**PROVIDED DATA**
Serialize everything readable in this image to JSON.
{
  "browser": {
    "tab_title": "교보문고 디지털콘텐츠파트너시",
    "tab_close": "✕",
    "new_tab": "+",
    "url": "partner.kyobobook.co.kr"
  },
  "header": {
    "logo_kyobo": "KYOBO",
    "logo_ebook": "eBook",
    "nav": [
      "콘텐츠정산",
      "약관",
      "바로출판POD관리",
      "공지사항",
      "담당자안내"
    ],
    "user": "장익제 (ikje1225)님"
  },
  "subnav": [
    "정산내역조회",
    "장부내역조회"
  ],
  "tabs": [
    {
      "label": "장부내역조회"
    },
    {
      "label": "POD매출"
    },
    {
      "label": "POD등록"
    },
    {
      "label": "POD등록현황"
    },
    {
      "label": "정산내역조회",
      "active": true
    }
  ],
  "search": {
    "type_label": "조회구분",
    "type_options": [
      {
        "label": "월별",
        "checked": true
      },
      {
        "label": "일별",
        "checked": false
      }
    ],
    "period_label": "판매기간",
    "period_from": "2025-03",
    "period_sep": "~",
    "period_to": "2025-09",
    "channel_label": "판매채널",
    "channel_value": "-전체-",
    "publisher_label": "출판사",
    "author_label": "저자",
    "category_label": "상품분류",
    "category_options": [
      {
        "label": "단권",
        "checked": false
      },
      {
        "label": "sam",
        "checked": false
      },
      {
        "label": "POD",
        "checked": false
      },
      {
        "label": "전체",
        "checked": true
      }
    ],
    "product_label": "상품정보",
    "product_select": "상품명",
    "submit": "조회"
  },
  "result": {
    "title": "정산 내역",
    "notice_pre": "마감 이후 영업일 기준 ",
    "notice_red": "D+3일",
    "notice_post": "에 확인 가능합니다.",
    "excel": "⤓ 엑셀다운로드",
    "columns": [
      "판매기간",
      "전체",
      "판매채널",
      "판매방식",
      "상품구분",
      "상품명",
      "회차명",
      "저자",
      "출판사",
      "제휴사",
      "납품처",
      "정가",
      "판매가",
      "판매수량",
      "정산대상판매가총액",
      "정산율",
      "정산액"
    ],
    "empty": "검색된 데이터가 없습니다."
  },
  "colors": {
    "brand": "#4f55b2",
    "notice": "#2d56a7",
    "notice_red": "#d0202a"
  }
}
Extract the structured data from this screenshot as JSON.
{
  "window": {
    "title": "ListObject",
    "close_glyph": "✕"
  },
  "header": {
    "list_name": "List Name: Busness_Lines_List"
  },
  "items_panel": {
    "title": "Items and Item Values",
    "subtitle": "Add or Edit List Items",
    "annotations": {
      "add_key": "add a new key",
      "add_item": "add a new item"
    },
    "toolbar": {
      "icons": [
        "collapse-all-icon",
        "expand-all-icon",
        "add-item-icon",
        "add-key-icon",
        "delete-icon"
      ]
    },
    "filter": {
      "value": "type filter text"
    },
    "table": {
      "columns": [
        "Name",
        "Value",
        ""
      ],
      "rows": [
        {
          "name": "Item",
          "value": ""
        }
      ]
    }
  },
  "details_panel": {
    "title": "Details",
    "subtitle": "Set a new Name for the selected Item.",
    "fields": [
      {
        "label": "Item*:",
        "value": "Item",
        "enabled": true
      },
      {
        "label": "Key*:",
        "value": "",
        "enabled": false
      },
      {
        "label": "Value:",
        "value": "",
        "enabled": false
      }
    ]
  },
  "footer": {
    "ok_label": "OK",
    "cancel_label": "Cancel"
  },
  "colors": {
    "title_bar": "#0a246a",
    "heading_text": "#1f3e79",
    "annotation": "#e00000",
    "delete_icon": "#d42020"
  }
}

**SHORT TASK**
Please output the entries above, every line exactly as it reads.

**TASK SOLUTION**
Serialize everything readable in this image to JSON.
{
  "browser": {
    "tab_title": "교보문고 디지털콘텐츠파트너시",
    "tab_close": "✕",
    "new_tab": "+",
    "url": "partner.kyobobook.co.kr"
  },
  "header": {
    "logo_kyobo": "KYOBO",
    "logo_ebook": "eBook",
    "nav": [
      "콘텐츠정산",
      "약관",
      "바로출판POD관리",
      "공지사항",
      "담당자안내"
    ],
    "user": "장익제 (ikje1225)님"
  },
  "subnav": [
    "정산내역조회",
    "장부내역조회"
  ],
  "tabs": [
    {
      "label": "장부내역조회"
    },
    {
      "label": "POD매출"
    },
    {
      "label": "POD등록"
    },
    {
      "label": "POD등록현황"
    },
    {
      "label": "정산내역조회",
      "active": true
    }
  ],
  "search": {
    "type_label": "조회구분",
    "type_options": [
      {
        "label": "월별",
        "checked": true
      },
      {
        "label": "일별",
        "checked": false
      }
    ],
    "period_label": "판매기간",
    "period_from": "2025-03",
    "period_sep": "~",
    "period_to": "2025-09",
    "channel_label": "판매채널",
    "channel_value": "-전체-",
    "publisher_label": "출판사",
    "author_label": "저자",
    "category_label": "상품분류",
    "category_options": [
      {
        "label": "단권",
        "checked": false
      },
      {
        "label": "sam",
        "checked": false
      },
      {
        "label": "POD",
        "checked": false
      },
      {
        "label": "전체",
        "checked": true
      }
    ],
    "product_label": "상품정보",
    "product_select": "상품명",
    "submit": "조회"
  },
  "result": {
    "title": "정산 내역",
    "notice_pre": "마감 이후 영업일 기준 ",
    "notice_red": "D+3일",
    "notice_post": "에 확인 가능합니다.",
    "excel": "⤓ 엑셀다운로드",
    "columns": [
      "판매기간",
      "전체",
      "판매채널",
      "판매방식",
      "상품구분",
      "상품명",
      "회차명",
      "저자",
      "출판사",
      "제휴사",
      "납품처",
      "정가",
      "판매가",
      "판매수량",
      "정산대상판매가총액",
      "정산율",
      "정산액"
    ],
    "empty": "검색된 데이터가 없습니다."
  },
  "colors": {
    "brand": "#4f55b2",
    "notice": "#2d56a7",
    "notice_red": "#d0202a"
  }
}
Extract the structured data from this screenshot as JSON.
{
  "window": {
    "title": "ListObject",
    "close_glyph": "✕"
  },
  "header": {
    "list_name": "List Name: Busness_Lines_List"
  },
  "items_panel": {
    "title": "Items and Item Values",
    "subtitle": "Add or Edit List Items",
    "annotations": {
      "add_key": "add a new key",
      "add_item": "add a new item"
    },
    "toolbar": {
      "icons": [
        "collapse-all-icon",
        "expand-all-icon",
        "add-item-icon",
        "add-key-icon",
        "delete-icon"
      ]
    },
    "filter": {
      "value": "type filter text"
    },
    "table": {
      "columns": [
        "Name",
        "Value",
        ""
      ],
      "rows": [
        {
          "name": "Item",
          "value": ""
        }
      ]
    }
  },
  "details_panel": {
    "title": "Details",
    "subtitle": "Set a new Name for the selected Item.",
    "fields": [
      {
        "label": "Item*:",
        "value": "Item",
        "enabled": true
      },
      {
        "label": "Key*:",
        "value": "",
        "enabled": false
      },
      {
        "label": "Value:",
        "value": "",
        "enabled": false
      }
    ]
  },
  "footer": {
    "ok_label": "OK",
    "cancel_label": "Cancel"
  },
  "colors": {
    "title_bar": "#0a246a",
    "heading_text": "#1f3e79",
    "annotation": "#e00000",
    "delete_icon": "#d42020"
  }
}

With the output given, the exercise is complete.